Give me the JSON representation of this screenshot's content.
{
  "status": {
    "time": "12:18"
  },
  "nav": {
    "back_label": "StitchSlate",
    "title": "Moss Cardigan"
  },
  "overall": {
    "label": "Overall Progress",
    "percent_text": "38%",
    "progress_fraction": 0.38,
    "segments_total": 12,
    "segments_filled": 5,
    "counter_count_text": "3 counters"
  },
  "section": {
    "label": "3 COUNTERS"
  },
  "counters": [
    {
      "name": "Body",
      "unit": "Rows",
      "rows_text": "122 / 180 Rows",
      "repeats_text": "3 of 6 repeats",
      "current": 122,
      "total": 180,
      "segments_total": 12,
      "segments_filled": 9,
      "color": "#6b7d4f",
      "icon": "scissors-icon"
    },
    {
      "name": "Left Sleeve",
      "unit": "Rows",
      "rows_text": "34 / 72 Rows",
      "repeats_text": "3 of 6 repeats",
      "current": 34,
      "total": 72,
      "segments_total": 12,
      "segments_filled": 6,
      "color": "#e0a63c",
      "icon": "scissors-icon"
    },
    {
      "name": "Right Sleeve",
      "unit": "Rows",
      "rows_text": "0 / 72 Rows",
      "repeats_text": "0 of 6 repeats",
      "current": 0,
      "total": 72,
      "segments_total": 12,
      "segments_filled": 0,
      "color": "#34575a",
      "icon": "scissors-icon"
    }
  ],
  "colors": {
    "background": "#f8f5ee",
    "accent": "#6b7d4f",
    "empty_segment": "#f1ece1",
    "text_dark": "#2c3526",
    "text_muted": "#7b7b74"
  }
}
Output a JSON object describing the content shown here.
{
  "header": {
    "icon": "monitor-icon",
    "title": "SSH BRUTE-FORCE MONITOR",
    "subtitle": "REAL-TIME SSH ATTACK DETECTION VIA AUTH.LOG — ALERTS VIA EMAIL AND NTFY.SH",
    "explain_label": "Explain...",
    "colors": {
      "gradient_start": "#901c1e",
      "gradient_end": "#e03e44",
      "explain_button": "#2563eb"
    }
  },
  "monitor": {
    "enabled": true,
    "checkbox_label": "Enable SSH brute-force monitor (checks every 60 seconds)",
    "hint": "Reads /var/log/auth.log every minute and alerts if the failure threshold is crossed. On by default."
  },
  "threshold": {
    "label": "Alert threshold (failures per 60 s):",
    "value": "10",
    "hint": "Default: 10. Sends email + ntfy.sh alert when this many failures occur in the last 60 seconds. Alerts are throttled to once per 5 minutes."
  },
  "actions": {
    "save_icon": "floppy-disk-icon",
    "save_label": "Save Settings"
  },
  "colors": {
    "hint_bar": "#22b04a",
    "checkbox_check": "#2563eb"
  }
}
—————
> [Problem] Exactly as written, please output every entry.

> [Full answer]
Give me the JSON representation of this screenshot's content.
{
  "status": {
    "time": "12:18"
  },
  "nav": {
    "back_label": "StitchSlate",
    "title": "Moss Cardigan"
  },
  "overall": {
    "label": "Overall Progress",
    "percent_text": "38%",
    "progress_fraction": 0.38,
    "segments_total": 12,
    "segments_filled": 5,
    "counter_count_text": "3 counters"
  },
  "section": {
    "label": "3 COUNTERS"
  },
  "counters": [
    {
      "name": "Body",
      "unit": "Rows",
      "rows_text": "122 / 180 Rows",
      "repeats_text": "3 of 6 repeats",
      "current": 122,
      "total": 180,
      "segments_total": 12,
      "segments_filled": 9,
      "color": "#6b7d4f",
      "icon": "scissors-icon"
    },
    {
      "name": "Left Sleeve",
      "unit": "Rows",
      "rows_text": "34 / 72 Rows",
      "repeats_text": "3 of 6 repeats",
      "current": 34,
      "total": 72,
      "segments_total": 12,
      "segments_filled": 6,
      "color": "#e0a63c",
      "icon": "scissors-icon"
    },
    {
      "name": "Right Sleeve",
      "unit": "Rows",
      "rows_text": "0 / 72 Rows",
      "repeats_text": "0 of 6 repeats",
      "current": 0,
      "total": 72,
      "segments_total": 12,
      "segments_filled": 0,
      "color": "#34575a",
      "icon": "scissors-icon"
    }
  ],
  "colors": {
    "background": "#f8f5ee",
    "accent": "#6b7d4f",
    "empty_segment": "#f1ece1",
    "text_dark": "#2c3526",
    "text_muted": "#7b7b74"
  }
}
Output a JSON object describing the content shown here.
{
  "header": {
    "icon": "monitor-icon",
    "title": "SSH BRUTE-FORCE MONITOR",
    "subtitle": "REAL-TIME SSH ATTACK DETECTION VIA AUTH.LOG — ALERTS VIA EMAIL AND NTFY.SH",
    "explain_label": "Explain...",
    "colors": {
      "gradient_start": "#901c1e",
      "gradient_end": "#e03e44",
      "explain_button": "#2563eb"
    }
  },
  "monitor": {
    "enabled": true,
    "checkbox_label": "Enable SSH brute-force monitor (checks every 60 seconds)",
    "hint": "Reads /var/log/auth.log every minute and alerts if the failure threshold is crossed. On by default."
  },
  "threshold": {
    "label": "Alert threshold (failures per 60 s):",
    "value": "10",
    "hint": "Default: 10. Sends email + ntfy.sh alert when this many failures occur in the last 60 seconds. Alerts are throttled to once per 5 minutes."
  },
  "actions": {
    "save_icon": "floppy-disk-icon",
    "save_label": "Save Settings"
  },
  "colors": {
    "hint_bar": "#22b04a",
    "checkbox_check": "#2563eb"
  }
}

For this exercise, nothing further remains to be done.